• WHAT TO WORK ON
From the data that follows, copy every line holding the string "линии".

[Stored data entries]

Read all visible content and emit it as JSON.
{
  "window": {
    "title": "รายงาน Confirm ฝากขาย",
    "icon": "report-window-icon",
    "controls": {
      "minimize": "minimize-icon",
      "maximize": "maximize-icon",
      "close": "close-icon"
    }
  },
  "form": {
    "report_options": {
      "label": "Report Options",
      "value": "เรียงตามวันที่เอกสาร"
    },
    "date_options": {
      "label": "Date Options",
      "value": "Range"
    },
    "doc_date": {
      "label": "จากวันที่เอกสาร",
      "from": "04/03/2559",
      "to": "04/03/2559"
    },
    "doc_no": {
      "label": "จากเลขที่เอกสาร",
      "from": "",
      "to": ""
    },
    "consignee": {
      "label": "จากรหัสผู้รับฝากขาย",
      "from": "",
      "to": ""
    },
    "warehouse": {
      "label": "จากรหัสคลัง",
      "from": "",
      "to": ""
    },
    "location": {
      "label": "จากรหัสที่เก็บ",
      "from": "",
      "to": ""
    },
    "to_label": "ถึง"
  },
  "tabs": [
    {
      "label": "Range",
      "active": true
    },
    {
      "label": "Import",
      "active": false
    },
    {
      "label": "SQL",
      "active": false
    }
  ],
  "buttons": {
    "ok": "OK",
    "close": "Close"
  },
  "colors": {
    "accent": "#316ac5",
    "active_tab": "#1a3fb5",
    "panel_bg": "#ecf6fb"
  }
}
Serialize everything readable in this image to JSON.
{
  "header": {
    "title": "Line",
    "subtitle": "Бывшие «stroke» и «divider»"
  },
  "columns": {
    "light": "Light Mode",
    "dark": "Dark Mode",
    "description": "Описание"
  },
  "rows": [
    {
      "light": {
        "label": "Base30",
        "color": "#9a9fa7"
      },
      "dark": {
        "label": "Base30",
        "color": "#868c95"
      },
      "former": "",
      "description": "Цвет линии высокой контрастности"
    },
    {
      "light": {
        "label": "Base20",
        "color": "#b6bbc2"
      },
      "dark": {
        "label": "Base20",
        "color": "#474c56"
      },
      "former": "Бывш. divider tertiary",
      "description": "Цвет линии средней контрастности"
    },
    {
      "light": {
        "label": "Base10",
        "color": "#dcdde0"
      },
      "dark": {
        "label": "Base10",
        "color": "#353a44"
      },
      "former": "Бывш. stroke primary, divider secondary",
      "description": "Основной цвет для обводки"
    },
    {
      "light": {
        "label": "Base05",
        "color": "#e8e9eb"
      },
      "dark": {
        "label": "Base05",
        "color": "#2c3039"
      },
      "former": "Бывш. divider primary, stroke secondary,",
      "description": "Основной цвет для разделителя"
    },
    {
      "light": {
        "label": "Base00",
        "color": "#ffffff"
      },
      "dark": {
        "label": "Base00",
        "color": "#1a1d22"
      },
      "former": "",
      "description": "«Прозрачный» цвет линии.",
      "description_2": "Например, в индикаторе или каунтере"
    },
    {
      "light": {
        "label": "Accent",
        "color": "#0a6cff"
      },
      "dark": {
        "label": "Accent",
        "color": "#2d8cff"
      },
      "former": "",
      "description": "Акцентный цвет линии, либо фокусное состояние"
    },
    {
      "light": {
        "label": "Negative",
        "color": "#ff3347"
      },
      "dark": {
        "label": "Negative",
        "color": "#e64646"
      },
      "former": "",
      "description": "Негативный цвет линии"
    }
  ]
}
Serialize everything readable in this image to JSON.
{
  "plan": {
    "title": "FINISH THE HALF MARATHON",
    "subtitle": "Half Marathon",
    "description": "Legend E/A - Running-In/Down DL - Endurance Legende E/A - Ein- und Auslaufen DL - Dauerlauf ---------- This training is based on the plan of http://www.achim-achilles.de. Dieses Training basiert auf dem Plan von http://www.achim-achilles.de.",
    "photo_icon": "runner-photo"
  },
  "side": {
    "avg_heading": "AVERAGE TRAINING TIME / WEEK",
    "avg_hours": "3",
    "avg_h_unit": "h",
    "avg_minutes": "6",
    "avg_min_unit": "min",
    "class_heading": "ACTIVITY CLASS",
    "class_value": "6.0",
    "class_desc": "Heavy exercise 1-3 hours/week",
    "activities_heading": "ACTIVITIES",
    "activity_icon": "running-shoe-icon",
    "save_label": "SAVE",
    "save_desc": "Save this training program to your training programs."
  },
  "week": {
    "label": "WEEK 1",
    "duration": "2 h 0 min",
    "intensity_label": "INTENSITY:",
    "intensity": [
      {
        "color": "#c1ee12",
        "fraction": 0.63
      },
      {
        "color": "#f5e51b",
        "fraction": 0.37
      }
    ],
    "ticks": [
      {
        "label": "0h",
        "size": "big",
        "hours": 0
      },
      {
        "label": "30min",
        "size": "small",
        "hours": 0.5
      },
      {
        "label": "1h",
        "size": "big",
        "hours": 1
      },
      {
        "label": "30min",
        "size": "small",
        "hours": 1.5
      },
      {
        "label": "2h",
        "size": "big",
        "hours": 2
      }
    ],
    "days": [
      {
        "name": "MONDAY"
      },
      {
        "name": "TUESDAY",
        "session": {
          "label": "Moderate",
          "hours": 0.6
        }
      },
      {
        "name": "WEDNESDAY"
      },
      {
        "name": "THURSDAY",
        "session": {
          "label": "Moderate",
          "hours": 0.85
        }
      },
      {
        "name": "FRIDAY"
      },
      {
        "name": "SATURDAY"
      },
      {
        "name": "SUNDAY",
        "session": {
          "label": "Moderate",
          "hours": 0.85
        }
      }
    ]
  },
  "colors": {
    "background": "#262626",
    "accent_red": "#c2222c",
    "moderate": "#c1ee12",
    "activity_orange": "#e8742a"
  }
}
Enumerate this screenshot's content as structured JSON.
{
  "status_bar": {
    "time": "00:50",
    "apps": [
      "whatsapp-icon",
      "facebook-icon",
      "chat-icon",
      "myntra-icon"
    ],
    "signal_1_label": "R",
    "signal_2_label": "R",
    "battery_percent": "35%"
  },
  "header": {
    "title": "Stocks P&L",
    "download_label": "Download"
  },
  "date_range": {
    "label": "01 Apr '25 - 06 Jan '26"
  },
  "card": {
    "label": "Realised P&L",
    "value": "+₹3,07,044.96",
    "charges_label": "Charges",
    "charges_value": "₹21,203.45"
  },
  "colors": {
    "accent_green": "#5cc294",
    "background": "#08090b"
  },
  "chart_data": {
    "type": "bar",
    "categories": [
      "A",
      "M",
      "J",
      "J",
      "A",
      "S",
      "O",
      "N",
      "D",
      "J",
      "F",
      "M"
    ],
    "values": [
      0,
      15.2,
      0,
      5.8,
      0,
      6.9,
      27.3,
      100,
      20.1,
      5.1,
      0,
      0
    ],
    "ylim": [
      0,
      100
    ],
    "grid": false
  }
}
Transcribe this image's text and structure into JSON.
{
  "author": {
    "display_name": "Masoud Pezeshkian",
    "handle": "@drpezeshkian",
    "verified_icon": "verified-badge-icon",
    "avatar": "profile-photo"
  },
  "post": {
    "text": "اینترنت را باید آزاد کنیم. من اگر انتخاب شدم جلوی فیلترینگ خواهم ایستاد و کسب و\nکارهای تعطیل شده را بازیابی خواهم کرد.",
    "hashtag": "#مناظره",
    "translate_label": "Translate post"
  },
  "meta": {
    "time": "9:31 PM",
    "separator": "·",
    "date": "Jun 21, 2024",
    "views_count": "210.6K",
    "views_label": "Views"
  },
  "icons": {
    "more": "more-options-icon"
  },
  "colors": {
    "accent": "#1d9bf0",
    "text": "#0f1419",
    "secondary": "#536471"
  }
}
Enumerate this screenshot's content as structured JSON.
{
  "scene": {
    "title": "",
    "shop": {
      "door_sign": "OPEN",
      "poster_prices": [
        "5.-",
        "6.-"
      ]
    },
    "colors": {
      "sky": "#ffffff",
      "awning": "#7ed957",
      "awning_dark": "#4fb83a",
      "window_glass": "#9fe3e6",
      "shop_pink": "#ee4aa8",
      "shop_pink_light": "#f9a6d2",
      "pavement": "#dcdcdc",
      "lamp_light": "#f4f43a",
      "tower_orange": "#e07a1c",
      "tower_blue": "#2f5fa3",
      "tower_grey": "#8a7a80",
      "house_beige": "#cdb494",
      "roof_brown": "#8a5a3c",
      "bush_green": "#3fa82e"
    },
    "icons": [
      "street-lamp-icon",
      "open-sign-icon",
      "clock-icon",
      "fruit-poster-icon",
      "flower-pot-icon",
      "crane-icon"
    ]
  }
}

• WRITTEN SOLUTION
      "description": "Цвет линии высокой контрастности"
      "description": "Цвет линии средней контрастности"
      "description": "«Прозрачный» цвет линии.",
      "description": "Акцентный цвет линии, либо фокусное состояние"
      "description": "Негативный цвет линии"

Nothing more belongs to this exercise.